-- BEGIN --
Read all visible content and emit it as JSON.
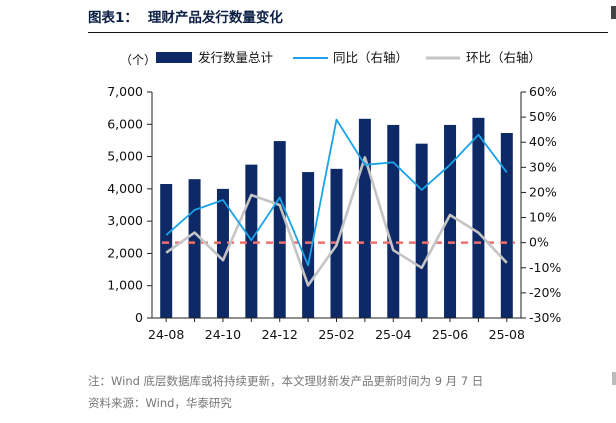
{
  "figure": {
    "number": "图表1：",
    "title": "理财产品发行数量变化",
    "note": "注：Wind 底层数据库或将持续更新，本文理财新发产品更新时间为 9 月 7 日",
    "source": "资料来源：Wind，华泰研究"
  },
  "chart_data": {
    "type": "bar",
    "unit_label": "（个）",
    "categories": [
      "24-08",
      "24-09",
      "24-10",
      "24-11",
      "24-12",
      "25-01",
      "25-02",
      "25-03",
      "25-04",
      "25-05",
      "25-06",
      "25-07",
      "25-08"
    ],
    "x_tick_labels": [
      "24-08",
      "24-10",
      "24-12",
      "25-02",
      "25-04",
      "25-06",
      "25-08"
    ],
    "series": [
      {
        "name": "发行数量总计",
        "kind": "bar",
        "axis": "left",
        "color": "#0e2a66",
        "values": [
          4150,
          4300,
          4000,
          4750,
          5480,
          4520,
          4620,
          6170,
          5980,
          5400,
          5980,
          6200,
          5730
        ]
      },
      {
        "name": "同比（右轴）",
        "kind": "line",
        "axis": "right",
        "color": "#1aa3e8",
        "values": [
          3,
          13,
          17,
          1,
          18,
          -9,
          49,
          31,
          32,
          21,
          31,
          43,
          28
        ]
      },
      {
        "name": "环比（右轴）",
        "kind": "line",
        "axis": "right",
        "color": "#c4c4c4",
        "values": [
          -4,
          4,
          -7,
          19,
          15,
          -17,
          -1,
          34,
          -3,
          -10,
          11,
          4,
          -8
        ]
      }
    ],
    "y_left": {
      "min": 0,
      "max": 7000,
      "step": 1000,
      "tick_labels": [
        "0",
        "1,000",
        "2,000",
        "3,000",
        "4,000",
        "5,000",
        "6,000",
        "7,000"
      ]
    },
    "y_right": {
      "min": -30,
      "max": 60,
      "step": 10,
      "tick_labels": [
        "-30%",
        "-20%",
        "-10%",
        "0%",
        "10%",
        "20%",
        "30%",
        "40%",
        "50%",
        "60%"
      ]
    },
    "reference_line": {
      "value": 0,
      "axis": "right",
      "color": "#f07070"
    },
    "legend_position": "top"
  }
}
-- END --
> **What to produce**:
Without including any picture, retype the entries exactly.

> **Exercise solution**:
Read all visible content and emit it as JSON.
{
  "figure": {
    "number": "图表1：",
    "title": "理财产品发行数量变化",
    "note": "注：Wind 底层数据库或将持续更新，本文理财新发产品更新时间为 9 月 7 日",
    "source": "资料来源：Wind，华泰研究"
  },
  "chart_data": {
    "type": "bar",
    "unit_label": "（个）",
    "categories": [
      "24-08",
      "24-09",
      "24-10",
      "24-11",
      "24-12",
      "25-01",
      "25-02",
      "25-03",
      "25-04",
      "25-05",
      "25-06",
      "25-07",
      "25-08"
    ],
    "x_tick_labels": [
      "24-08",
      "24-10",
      "24-12",
      "25-02",
      "25-04",
      "25-06",
      "25-08"
    ],
    "series": [
      {
        "name": "发行数量总计",
        "kind": "bar",
        "axis": "left",
        "color": "#0e2a66",
        "values": [
          4150,
          4300,
          4000,
          4750,
          5480,
          4520,
          4620,
          6170,
          5980,
          5400,
          5980,
          6200,
          5730
        ]
      },
      {
        "name": "同比（右轴）",
        "kind": "line",
        "axis": "right",
        "color": "#1aa3e8",
        "values": [
          3,
          13,
          17,
          1,
          18,
          -9,
          49,
          31,
          32,
          21,
          31,
          43,
          28
        ]
      },
      {
        "name": "环比（右轴）",
        "kind": "line",
        "axis": "right",
        "color": "#c4c4c4",
        "values": [
          -4,
          4,
          -7,
          19,
          15,
          -17,
          -1,
          34,
          -3,
          -10,
          11,
          4,
          -8
        ]
      }
    ],
    "y_left": {
      "min": 0,
      "max": 7000,
      "step": 1000,
      "tick_labels": [
        "0",
        "1,000",
        "2,000",
        "3,000",
        "4,000",
        "5,000",
        "6,000",
        "7,000"
      ]
    },
    "y_right": {
      "min": -30,
      "max": 60,
      "step": 10,
      "tick_labels": [
        "-30%",
        "-20%",
        "-10%",
        "0%",
        "10%",
        "20%",
        "30%",
        "40%",
        "50%",
        "60%"
      ]
    },
    "reference_line": {
      "value": 0,
      "axis": "right",
      "color": "#f07070"
    },
    "legend_position": "top"
  }
}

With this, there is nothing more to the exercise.